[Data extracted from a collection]

## BEGIN

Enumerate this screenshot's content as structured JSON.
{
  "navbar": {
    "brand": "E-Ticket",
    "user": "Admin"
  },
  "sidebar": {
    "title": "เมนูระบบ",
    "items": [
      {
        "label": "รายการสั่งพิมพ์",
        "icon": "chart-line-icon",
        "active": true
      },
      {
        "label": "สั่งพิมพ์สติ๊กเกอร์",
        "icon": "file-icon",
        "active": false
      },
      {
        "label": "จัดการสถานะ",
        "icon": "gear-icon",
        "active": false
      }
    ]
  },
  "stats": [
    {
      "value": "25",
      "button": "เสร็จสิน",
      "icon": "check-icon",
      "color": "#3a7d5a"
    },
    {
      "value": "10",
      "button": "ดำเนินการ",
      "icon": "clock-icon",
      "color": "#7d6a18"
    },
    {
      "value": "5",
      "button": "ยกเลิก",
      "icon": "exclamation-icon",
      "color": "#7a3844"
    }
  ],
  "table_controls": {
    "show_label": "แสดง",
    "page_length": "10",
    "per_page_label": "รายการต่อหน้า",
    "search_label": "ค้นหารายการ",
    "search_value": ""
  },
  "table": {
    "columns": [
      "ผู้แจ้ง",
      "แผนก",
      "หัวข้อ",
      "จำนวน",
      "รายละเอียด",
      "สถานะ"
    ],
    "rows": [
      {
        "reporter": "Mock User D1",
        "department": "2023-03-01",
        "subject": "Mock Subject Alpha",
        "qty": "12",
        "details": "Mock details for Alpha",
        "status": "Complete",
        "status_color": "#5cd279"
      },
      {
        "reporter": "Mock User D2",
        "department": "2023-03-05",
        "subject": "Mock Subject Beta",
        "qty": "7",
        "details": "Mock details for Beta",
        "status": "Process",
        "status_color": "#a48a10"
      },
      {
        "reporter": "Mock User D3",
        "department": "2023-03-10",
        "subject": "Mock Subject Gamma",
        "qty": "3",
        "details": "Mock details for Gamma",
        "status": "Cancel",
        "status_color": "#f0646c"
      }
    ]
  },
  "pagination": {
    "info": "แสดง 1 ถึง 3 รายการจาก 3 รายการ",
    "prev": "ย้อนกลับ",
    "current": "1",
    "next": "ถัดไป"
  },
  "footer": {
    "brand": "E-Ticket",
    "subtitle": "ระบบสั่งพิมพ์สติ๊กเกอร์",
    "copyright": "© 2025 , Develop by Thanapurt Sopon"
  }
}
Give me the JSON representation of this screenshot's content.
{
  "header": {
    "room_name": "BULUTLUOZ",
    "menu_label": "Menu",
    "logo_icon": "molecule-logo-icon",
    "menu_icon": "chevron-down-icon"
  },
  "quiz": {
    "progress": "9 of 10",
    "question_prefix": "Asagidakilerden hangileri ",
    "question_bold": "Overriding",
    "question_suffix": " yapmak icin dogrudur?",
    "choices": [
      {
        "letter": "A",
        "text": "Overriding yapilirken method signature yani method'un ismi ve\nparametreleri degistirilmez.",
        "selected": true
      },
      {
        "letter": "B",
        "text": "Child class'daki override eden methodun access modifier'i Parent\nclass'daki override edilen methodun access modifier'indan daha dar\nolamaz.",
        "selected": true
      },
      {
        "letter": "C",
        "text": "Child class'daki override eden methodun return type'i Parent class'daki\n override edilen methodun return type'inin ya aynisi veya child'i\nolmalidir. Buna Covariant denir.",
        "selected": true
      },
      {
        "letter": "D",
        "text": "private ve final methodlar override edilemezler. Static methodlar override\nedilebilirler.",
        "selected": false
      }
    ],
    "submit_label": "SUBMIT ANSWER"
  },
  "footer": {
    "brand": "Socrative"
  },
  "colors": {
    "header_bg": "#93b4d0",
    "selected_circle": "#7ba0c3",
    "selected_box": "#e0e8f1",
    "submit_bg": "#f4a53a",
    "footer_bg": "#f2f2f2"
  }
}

## END

▶ [What is required] Look above for the line that holds "Give me the", then copy it and each line after it exactly, through the last line of the data.

▶ [Response to the task]
Give me the JSON representation of this screenshot's content.
{
  "header": {
    "room_name": "BULUTLUOZ",
    "menu_label": "Menu",
    "logo_icon": "molecule-logo-icon",
    "menu_icon": "chevron-down-icon"
  },
  "quiz": {
    "progress": "9 of 10",
    "question_prefix": "Asagidakilerden hangileri ",
    "question_bold": "Overriding",
    "question_suffix": " yapmak icin dogrudur?",
    "choices": [
      {
        "letter": "A",
        "text": "Overriding yapilirken method signature yani method'un ismi ve\nparametreleri degistirilmez.",
        "selected": true
      },
      {
        "letter": "B",
        "text": "Child class'daki override eden methodun access modifier'i Parent\nclass'daki override edilen methodun access modifier'indan daha dar\nolamaz.",
        "selected": true
      },
      {
        "letter": "C",
        "text": "Child class'daki override eden methodun return type'i Parent class'daki\n override edilen methodun return type'inin ya aynisi veya child'i\nolmalidir. Buna Covariant denir.",
        "selected": true
      },
      {
        "letter": "D",
        "text": "private ve final methodlar override edilemezler. Static methodlar override\nedilebilirler.",
        "selected": false
      }
    ],
    "submit_label": "SUBMIT ANSWER"
  },
  "footer": {
    "brand": "Socrative"
  },
  "colors": {
    "header_bg": "#93b4d0",
    "selected_circle": "#7ba0c3",
    "selected_box": "#e0e8f1",
    "submit_bg": "#f4a53a",
    "footer_bg": "#f2f2f2"
  }
}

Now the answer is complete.